**Given instruction**
Reproduce the listing word for word, leaving every picture behind.

Stored entries:
↓
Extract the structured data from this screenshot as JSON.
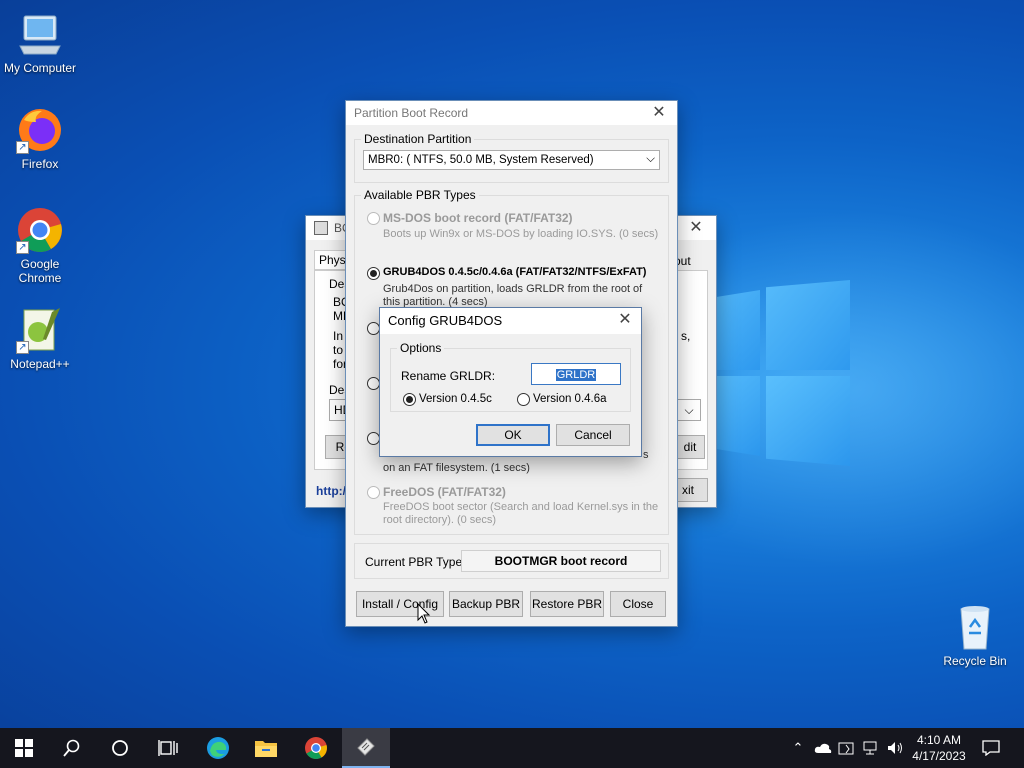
{
  "desktop": {
    "icons": [
      {
        "label": "My Computer"
      },
      {
        "label": "Firefox"
      },
      {
        "label": "Google Chrome"
      },
      {
        "label": "Notepad++"
      },
      {
        "label": "Recycle Bin"
      }
    ]
  },
  "bg_window": {
    "title": "BO",
    "tab1": "Physi",
    "tab_right": "out",
    "desc_label": "Des",
    "text1": "BO",
    "text2": "ME",
    "text3": "In",
    "text4": "to",
    "text5": "for",
    "dest_label": "Des",
    "hd": "HD",
    "refresh": "Ref",
    "edit": "dit",
    "link": "http:/",
    "exit": "xit",
    "right_comma": "s,"
  },
  "pbr": {
    "title": "Partition Boot Record",
    "dest_group": "Destination Partition",
    "dest_value": "MBR0: ( NTFS,  50.0 MB, System Reserved)",
    "types_group": "Available PBR Types",
    "types": [
      {
        "name": "MS-DOS boot record (FAT/FAT32)",
        "desc": "Boots up Win9x or MS-DOS by loading IO.SYS. (0 secs)"
      },
      {
        "name": "GRUB4DOS 0.4.5c/0.4.6a (FAT/FAT32/NTFS/ExFAT)",
        "desc1": "Grub4Dos on partition, loads GRLDR from the root of",
        "desc2": "this partition. (4 secs)"
      },
      {
        "desc_tail": "on an FAT filesystem. (1 secs)",
        "desc_right": "s"
      },
      {
        "name": "FreeDOS (FAT/FAT32)",
        "desc1": "FreeDOS boot sector (Search and load Kernel.sys in the",
        "desc2": "root directory). (0 secs)"
      }
    ],
    "current_label": "Current PBR Type:",
    "current_value": "BOOTMGR boot record",
    "buttons": {
      "install": "Install / Config",
      "backup": "Backup PBR",
      "restore": "Restore PBR",
      "close": "Close"
    }
  },
  "grub_dialog": {
    "title": "Config GRUB4DOS",
    "options_group": "Options",
    "rename_label": "Rename GRLDR:",
    "rename_value": "GRLDR",
    "version1": "Version 0.4.5c",
    "version2": "Version 0.4.6a",
    "ok": "OK",
    "cancel": "Cancel"
  },
  "taskbar": {
    "time": "4:10 AM",
    "date": "4/17/2023"
  }
}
↑
**Output of the exercise**
Extract the structured data from this screenshot as JSON.
{
  "desktop": {
    "icons": [
      {
        "label": "My Computer"
      },
      {
        "label": "Firefox"
      },
      {
        "label": "Google Chrome"
      },
      {
        "label": "Notepad++"
      },
      {
        "label": "Recycle Bin"
      }
    ]
  },
  "bg_window": {
    "title": "BO",
    "tab1": "Physi",
    "tab_right": "out",
    "desc_label": "Des",
    "text1": "BO",
    "text2": "ME",
    "text3": "In",
    "text4": "to",
    "text5": "for",
    "dest_label": "Des",
    "hd": "HD",
    "refresh": "Ref",
    "edit": "dit",
    "link": "http:/",
    "exit": "xit",
    "right_comma": "s,"
  },
  "pbr": {
    "title": "Partition Boot Record",
    "dest_group": "Destination Partition",
    "dest_value": "MBR0: ( NTFS,  50.0 MB, System Reserved)",
    "types_group": "Available PBR Types",
    "types": [
      {
        "name": "MS-DOS boot record (FAT/FAT32)",
        "desc": "Boots up Win9x or MS-DOS by loading IO.SYS. (0 secs)"
      },
      {
        "name": "GRUB4DOS 0.4.5c/0.4.6a (FAT/FAT32/NTFS/ExFAT)",
        "desc1": "Grub4Dos on partition, loads GRLDR from the root of",
        "desc2": "this partition. (4 secs)"
      },
      {
        "desc_tail": "on an FAT filesystem. (1 secs)",
        "desc_right": "s"
      },
      {
        "name": "FreeDOS (FAT/FAT32)",
        "desc1": "FreeDOS boot sector (Search and load Kernel.sys in the",
        "desc2": "root directory). (0 secs)"
      }
    ],
    "current_label": "Current PBR Type:",
    "current_value": "BOOTMGR boot record",
    "buttons": {
      "install": "Install / Config",
      "backup": "Backup PBR",
      "restore": "Restore PBR",
      "close": "Close"
    }
  },
  "grub_dialog": {
    "title": "Config GRUB4DOS",
    "options_group": "Options",
    "rename_label": "Rename GRLDR:",
    "rename_value": "GRLDR",
    "version1": "Version 0.4.5c",
    "version2": "Version 0.4.6a",
    "ok": "OK",
    "cancel": "Cancel"
  },
  "taskbar": {
    "time": "4:10 AM",
    "date": "4/17/2023"
  }
}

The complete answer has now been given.